PROBLEM TO WORK ON -
Below is a listing; copy all of it exactly.

MATERIAL PROVIDED -
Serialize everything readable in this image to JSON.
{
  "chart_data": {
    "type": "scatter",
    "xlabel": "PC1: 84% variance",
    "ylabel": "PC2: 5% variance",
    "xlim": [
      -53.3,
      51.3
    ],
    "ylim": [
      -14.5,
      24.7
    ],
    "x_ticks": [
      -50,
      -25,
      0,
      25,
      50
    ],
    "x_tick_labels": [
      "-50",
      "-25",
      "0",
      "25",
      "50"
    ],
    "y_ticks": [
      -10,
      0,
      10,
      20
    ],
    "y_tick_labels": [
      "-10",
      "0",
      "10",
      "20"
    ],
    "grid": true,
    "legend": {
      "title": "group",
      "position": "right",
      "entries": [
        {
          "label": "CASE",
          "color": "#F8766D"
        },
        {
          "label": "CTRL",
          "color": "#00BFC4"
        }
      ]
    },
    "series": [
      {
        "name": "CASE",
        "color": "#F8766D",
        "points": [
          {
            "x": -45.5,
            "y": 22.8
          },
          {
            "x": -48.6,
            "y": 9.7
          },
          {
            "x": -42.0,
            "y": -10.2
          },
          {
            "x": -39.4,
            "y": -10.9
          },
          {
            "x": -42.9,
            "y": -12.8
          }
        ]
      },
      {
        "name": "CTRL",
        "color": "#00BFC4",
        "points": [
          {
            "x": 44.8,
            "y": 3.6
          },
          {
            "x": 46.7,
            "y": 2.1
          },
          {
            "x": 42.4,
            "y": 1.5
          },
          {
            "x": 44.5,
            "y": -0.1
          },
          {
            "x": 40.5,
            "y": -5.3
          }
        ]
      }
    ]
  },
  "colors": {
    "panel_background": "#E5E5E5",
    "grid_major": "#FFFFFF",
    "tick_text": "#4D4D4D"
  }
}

EXERCISE ANSWER -
Serialize everything readable in this image to JSON.
{
  "chart_data": {
    "type": "scatter",
    "xlabel": "PC1: 84% variance",
    "ylabel": "PC2: 5% variance",
    "xlim": [
      -53.3,
      51.3
    ],
    "ylim": [
      -14.5,
      24.7
    ],
    "x_ticks": [
      -50,
      -25,
      0,
      25,
      50
    ],
    "x_tick_labels": [
      "-50",
      "-25",
      "0",
      "25",
      "50"
    ],
    "y_ticks": [
      -10,
      0,
      10,
      20
    ],
    "y_tick_labels": [
      "-10",
      "0",
      "10",
      "20"
    ],
    "grid": true,
    "legend": {
      "title": "group",
      "position": "right",
      "entries": [
        {
          "label": "CASE",
          "color": "#F8766D"
        },
        {
          "label": "CTRL",
          "color": "#00BFC4"
        }
      ]
    },
    "series": [
      {
        "name": "CASE",
        "color": "#F8766D",
        "points": [
          {
            "x": -45.5,
            "y": 22.8
          },
          {
            "x": -48.6,
            "y": 9.7
          },
          {
            "x": -42.0,
            "y": -10.2
          },
          {
            "x": -39.4,
            "y": -10.9
          },
          {
            "x": -42.9,
            "y": -12.8
          }
        ]
      },
      {
        "name": "CTRL",
        "color": "#00BFC4",
        "points": [
          {
            "x": 44.8,
            "y": 3.6
          },
          {
            "x": 46.7,
            "y": 2.1
          },
          {
            "x": 42.4,
            "y": 1.5
          },
          {
            "x": 44.5,
            "y": -0.1
          },
          {
            "x": 40.5,
            "y": -5.3
          }
        ]
      }
    ]
  },
  "colors": {
    "panel_background": "#E5E5E5",
    "grid_major": "#FFFFFF",
    "tick_text": "#4D4D4D"
  }
}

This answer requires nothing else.